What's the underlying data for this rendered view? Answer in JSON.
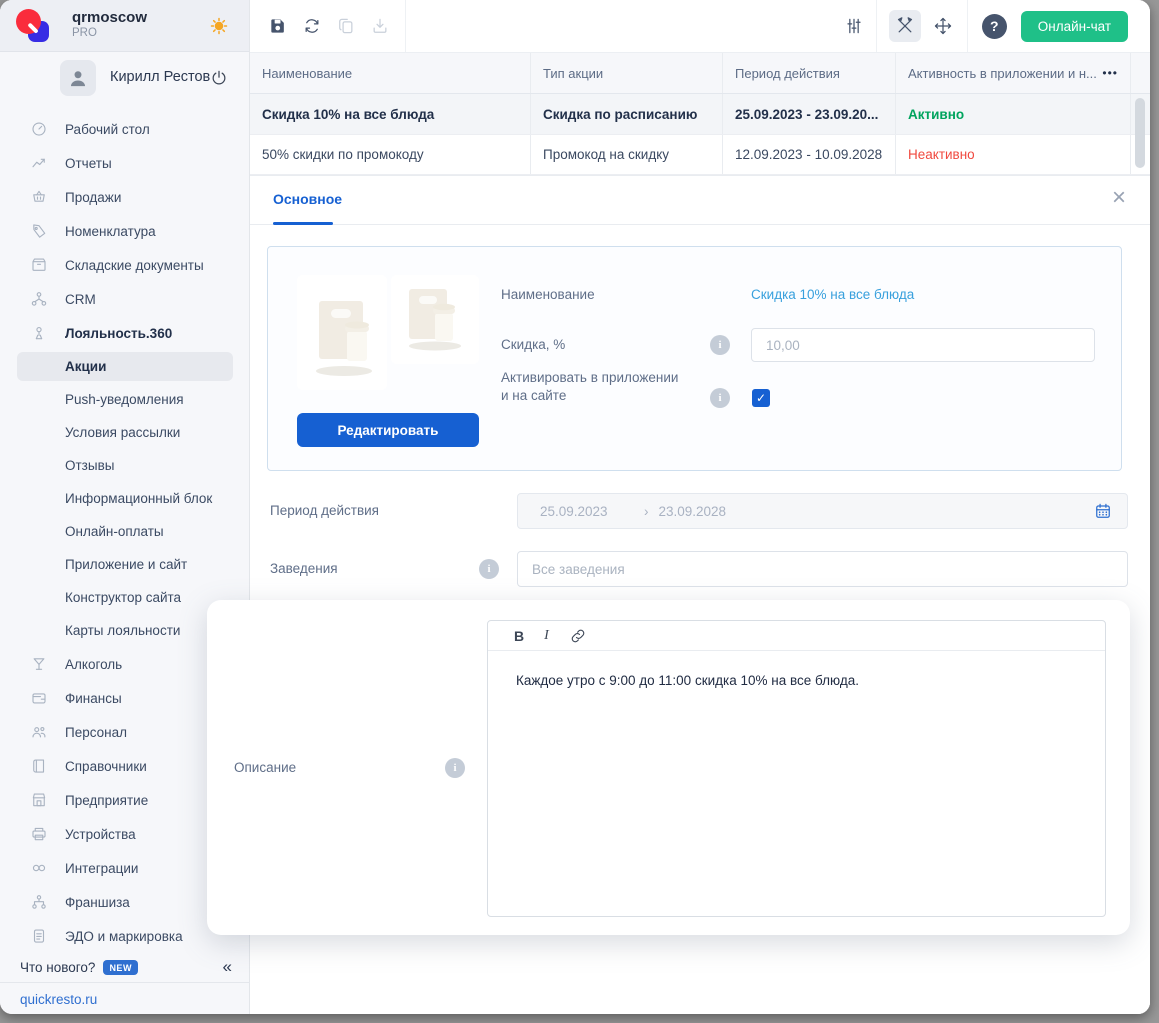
{
  "app": {
    "brand": "qrmoscow",
    "plan": "PRO",
    "site_link": "quickresto.ru"
  },
  "sidebar": {
    "user": {
      "name": "Кирилл Рестов"
    },
    "items": [
      {
        "label": "Рабочий стол",
        "icon": "dashboard"
      },
      {
        "label": "Отчеты",
        "icon": "reports"
      },
      {
        "label": "Продажи",
        "icon": "sales"
      },
      {
        "label": "Номенклатура",
        "icon": "tag"
      },
      {
        "label": "Складские документы",
        "icon": "warehouse"
      },
      {
        "label": "CRM",
        "icon": "crm"
      },
      {
        "label": "Лояльность.360",
        "icon": "loyalty",
        "bold": true
      },
      {
        "label": "Акции",
        "sub": true,
        "active": true
      },
      {
        "label": "Push-уведомления",
        "sub": true
      },
      {
        "label": "Условия рассылки",
        "sub": true
      },
      {
        "label": "Отзывы",
        "sub": true
      },
      {
        "label": "Информационный блок",
        "sub": true
      },
      {
        "label": "Онлайн-оплаты",
        "sub": true
      },
      {
        "label": "Приложение и сайт",
        "sub": true
      },
      {
        "label": "Конструктор сайта",
        "sub": true
      },
      {
        "label": "Карты лояльности",
        "sub": true
      },
      {
        "label": "Алкоголь",
        "icon": "alcohol"
      },
      {
        "label": "Финансы",
        "icon": "finance"
      },
      {
        "label": "Персонал",
        "icon": "staff"
      },
      {
        "label": "Справочники",
        "icon": "directories"
      },
      {
        "label": "Предприятие",
        "icon": "enterprise"
      },
      {
        "label": "Устройства",
        "icon": "devices"
      },
      {
        "label": "Интеграции",
        "icon": "integrations"
      },
      {
        "label": "Франшиза",
        "icon": "franchise"
      },
      {
        "label": "ЭДО и маркировка",
        "icon": "edo"
      }
    ],
    "whats_new": "Что нового?",
    "badge": "NEW",
    "collapse": "«"
  },
  "toolbar": {
    "chat_button": "Онлайн-чат",
    "help": "?"
  },
  "table": {
    "columns": [
      "Наименование",
      "Тип акции",
      "Период действия",
      "Активность в приложении и н..."
    ],
    "more": "•••",
    "rows": [
      {
        "name": "Скидка 10% на все блюда",
        "type": "Скидка по расписанию",
        "period": "25.09.2023 - 23.09.20...",
        "status": "Активно"
      },
      {
        "name": "50% скидки по промокоду",
        "type": "Промокод на скидку",
        "period": "12.09.2023 - 10.09.2028",
        "status": "Неактивно"
      }
    ]
  },
  "panel": {
    "tab": "Основное",
    "close": "×",
    "edit_button": "Редактировать",
    "fields": {
      "name": {
        "label": "Наименование",
        "value": "Скидка 10% на все блюда"
      },
      "discount": {
        "label": "Скидка, %",
        "value": "10,00",
        "info": "i"
      },
      "activate": {
        "label": "Активировать в приложении и на сайте",
        "checked": true,
        "check": "✓",
        "info": "i"
      },
      "period": {
        "label": "Период действия",
        "from": "25.09.2023",
        "sep": "›",
        "to": "23.09.2028"
      },
      "venues": {
        "label": "Заведения",
        "placeholder": "Все заведения",
        "info": "i"
      },
      "description": {
        "label": "Описание",
        "bold": "B",
        "italic": "I",
        "text": "Каждое утро с 9:00 до 11:00 скидка 10% на все блюда.",
        "info": "i"
      }
    }
  },
  "colors": {
    "accent": "#1660d2",
    "link": "#38a0dd",
    "status_active": "#00a45e",
    "status_inactive": "#f0493f",
    "chat": "#1fc088",
    "badge": "#2f6fd0",
    "sun": "#f5a623"
  }
}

______

**TASK**
How many lines in the records above contain the word "действия"? Give only the number.

**EXERCISE OUTPUT**
2